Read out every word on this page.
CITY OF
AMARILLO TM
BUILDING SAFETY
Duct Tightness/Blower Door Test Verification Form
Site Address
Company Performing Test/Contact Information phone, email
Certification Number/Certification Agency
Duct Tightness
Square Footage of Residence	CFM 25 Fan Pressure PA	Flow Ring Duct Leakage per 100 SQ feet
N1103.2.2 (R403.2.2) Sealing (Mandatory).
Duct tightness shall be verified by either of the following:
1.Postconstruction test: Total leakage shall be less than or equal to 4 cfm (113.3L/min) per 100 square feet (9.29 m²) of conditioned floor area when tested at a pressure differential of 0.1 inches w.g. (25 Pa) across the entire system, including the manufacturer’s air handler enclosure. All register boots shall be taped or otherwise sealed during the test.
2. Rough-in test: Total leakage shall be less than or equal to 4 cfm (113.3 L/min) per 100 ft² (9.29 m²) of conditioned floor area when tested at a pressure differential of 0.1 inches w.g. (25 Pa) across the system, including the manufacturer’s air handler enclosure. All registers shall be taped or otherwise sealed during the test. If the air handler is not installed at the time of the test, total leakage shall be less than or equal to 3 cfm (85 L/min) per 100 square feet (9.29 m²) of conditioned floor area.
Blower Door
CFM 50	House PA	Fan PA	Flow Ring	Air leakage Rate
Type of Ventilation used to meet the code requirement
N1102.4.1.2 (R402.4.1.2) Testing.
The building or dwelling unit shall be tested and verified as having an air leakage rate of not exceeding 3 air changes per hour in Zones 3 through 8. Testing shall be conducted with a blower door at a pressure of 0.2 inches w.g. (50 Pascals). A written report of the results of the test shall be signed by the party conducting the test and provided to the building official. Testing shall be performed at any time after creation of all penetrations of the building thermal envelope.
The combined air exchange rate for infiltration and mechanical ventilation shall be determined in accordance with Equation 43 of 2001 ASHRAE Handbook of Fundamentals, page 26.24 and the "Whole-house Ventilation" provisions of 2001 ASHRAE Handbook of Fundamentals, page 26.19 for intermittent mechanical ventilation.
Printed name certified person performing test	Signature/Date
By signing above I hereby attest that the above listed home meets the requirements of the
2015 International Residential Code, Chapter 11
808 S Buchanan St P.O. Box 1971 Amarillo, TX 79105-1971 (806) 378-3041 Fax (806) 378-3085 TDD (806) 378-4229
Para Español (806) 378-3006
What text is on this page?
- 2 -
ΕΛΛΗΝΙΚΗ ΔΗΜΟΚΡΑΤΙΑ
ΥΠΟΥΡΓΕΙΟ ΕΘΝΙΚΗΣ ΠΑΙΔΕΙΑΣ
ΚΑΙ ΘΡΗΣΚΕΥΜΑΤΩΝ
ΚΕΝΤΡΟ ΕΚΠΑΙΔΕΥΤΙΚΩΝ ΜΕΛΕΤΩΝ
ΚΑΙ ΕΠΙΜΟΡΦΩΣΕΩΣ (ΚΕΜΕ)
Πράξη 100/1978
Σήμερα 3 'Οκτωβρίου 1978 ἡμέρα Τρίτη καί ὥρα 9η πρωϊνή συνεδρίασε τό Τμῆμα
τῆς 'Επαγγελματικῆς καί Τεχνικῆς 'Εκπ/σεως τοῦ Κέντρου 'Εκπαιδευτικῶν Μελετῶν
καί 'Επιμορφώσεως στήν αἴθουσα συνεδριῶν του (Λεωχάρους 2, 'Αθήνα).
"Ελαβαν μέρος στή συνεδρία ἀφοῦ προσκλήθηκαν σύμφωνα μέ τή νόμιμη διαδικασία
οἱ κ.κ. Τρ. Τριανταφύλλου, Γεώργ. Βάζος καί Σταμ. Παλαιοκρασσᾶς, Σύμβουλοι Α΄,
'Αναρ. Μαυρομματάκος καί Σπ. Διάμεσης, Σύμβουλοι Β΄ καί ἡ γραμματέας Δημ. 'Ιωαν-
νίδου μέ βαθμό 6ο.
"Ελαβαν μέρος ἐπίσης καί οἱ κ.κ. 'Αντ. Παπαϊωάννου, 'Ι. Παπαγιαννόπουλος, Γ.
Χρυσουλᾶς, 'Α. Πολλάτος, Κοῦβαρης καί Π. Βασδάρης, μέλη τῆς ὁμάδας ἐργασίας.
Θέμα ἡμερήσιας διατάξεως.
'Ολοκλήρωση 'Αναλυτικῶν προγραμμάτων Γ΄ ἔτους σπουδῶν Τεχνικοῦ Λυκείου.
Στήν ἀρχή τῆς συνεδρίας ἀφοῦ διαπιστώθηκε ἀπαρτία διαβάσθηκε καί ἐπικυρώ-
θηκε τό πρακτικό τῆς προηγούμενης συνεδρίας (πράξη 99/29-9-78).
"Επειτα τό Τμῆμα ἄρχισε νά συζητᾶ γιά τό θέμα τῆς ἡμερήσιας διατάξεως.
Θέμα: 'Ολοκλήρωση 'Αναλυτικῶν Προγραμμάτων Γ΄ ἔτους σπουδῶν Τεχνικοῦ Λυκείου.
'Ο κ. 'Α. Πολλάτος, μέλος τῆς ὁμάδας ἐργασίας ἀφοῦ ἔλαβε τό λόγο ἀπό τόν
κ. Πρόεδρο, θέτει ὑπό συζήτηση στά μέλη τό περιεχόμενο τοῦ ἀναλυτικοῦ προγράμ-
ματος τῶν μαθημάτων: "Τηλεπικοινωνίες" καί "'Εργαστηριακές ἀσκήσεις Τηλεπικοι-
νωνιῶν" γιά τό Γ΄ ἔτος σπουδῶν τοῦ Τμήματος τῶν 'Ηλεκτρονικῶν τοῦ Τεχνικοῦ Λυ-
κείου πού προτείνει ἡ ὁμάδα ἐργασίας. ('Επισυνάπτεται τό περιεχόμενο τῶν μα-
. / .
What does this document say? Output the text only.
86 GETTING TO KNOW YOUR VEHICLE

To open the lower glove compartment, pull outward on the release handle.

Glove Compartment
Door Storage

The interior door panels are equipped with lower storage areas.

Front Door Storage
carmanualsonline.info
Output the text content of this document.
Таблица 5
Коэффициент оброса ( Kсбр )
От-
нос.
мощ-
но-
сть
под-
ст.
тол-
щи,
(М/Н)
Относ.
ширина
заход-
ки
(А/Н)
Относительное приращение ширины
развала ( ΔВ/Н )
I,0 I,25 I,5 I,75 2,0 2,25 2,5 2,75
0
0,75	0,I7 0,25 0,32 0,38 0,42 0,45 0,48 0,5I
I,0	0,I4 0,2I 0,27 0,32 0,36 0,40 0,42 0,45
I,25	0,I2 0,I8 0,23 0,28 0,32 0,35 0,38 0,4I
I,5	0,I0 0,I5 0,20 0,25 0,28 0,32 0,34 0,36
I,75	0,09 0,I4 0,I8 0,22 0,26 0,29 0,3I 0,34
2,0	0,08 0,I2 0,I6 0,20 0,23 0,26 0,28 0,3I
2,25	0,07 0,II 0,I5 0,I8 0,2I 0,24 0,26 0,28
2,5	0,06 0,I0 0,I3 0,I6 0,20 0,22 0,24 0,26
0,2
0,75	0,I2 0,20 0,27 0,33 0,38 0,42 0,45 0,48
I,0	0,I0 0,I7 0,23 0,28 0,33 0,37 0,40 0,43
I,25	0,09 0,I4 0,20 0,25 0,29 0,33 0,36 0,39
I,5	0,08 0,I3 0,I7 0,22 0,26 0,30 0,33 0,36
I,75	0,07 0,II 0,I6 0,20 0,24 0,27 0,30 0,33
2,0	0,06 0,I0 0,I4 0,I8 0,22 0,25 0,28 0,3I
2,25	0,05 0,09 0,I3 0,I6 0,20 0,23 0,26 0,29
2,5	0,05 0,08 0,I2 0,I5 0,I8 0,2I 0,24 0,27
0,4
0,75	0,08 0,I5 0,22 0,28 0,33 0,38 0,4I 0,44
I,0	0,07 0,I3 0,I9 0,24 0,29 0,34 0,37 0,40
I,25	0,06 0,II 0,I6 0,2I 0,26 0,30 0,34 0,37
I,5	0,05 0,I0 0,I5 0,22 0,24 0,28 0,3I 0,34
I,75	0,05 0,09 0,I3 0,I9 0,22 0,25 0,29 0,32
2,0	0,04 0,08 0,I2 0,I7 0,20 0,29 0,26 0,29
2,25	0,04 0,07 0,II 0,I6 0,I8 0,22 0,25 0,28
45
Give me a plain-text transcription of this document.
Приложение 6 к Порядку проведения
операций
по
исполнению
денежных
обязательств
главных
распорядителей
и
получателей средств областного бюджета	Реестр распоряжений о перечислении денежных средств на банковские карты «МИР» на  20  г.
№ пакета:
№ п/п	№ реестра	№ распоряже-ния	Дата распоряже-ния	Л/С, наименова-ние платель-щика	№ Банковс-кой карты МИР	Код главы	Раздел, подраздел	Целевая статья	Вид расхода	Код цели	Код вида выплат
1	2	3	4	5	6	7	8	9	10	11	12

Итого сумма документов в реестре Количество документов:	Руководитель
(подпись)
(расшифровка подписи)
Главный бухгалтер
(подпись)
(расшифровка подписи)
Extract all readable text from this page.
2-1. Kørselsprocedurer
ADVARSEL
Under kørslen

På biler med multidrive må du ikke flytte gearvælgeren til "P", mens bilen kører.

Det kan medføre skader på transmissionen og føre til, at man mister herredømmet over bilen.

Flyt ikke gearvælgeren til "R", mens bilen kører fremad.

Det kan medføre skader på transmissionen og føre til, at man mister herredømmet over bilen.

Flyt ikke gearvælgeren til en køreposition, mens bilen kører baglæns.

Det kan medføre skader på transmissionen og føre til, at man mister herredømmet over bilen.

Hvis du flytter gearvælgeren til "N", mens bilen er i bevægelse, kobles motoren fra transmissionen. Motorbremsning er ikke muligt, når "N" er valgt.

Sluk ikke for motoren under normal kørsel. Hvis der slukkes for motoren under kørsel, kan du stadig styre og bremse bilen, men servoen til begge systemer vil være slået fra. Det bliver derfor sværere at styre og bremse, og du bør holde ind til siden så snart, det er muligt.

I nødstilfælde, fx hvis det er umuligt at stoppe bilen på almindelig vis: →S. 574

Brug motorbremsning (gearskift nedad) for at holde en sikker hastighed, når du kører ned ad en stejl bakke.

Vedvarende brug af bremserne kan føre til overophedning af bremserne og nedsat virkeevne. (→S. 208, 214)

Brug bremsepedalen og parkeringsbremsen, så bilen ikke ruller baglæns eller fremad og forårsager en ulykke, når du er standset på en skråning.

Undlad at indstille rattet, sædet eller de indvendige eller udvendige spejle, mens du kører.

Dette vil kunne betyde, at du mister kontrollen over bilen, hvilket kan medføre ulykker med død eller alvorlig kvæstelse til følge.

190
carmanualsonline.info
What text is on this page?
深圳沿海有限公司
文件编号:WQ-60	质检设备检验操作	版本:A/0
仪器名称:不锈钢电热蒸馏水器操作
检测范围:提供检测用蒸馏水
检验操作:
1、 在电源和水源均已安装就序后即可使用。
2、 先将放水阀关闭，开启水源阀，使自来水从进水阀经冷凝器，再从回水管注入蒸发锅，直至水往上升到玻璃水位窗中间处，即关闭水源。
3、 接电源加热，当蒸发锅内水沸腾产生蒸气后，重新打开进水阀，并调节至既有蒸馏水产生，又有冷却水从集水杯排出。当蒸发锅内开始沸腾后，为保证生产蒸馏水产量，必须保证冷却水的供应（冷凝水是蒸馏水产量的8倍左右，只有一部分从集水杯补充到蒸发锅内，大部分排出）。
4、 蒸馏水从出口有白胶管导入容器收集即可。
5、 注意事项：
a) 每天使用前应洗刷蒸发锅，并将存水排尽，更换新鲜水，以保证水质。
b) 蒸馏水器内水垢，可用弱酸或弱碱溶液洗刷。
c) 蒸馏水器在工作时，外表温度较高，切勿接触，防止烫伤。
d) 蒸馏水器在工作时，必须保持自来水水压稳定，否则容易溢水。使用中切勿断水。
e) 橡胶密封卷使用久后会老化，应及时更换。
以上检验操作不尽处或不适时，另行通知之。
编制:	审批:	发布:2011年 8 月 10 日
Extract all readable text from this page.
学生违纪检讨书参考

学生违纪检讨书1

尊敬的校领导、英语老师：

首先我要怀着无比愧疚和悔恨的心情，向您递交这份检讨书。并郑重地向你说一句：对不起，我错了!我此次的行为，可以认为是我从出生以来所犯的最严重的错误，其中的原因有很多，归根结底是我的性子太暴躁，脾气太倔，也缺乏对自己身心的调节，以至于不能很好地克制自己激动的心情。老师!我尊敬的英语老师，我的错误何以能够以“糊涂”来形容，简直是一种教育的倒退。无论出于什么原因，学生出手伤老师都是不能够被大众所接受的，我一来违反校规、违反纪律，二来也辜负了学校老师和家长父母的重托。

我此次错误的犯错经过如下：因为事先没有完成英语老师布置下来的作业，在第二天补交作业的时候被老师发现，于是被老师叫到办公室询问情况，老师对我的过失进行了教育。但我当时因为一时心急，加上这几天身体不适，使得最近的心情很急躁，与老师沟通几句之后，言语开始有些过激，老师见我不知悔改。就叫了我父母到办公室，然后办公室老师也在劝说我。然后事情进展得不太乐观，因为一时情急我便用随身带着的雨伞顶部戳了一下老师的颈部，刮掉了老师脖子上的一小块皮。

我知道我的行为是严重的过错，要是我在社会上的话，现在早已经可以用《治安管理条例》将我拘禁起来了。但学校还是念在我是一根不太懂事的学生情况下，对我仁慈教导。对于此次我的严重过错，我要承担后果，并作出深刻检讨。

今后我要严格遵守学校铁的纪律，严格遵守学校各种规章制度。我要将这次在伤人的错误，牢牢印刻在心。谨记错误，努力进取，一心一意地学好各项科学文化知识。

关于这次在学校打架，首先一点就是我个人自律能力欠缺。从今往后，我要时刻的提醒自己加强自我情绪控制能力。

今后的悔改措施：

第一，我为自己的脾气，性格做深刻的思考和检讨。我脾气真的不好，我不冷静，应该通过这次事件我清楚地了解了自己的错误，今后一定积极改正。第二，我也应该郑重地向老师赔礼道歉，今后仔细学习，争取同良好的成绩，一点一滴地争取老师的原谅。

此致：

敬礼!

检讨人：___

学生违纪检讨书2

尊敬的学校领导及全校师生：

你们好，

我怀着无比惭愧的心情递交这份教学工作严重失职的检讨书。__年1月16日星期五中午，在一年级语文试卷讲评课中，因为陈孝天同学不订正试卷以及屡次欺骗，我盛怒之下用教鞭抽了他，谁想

****************

- **Task details**
Tell how many lines contain the word "Αναλυτικῶν", using only the number.

- **Output**
2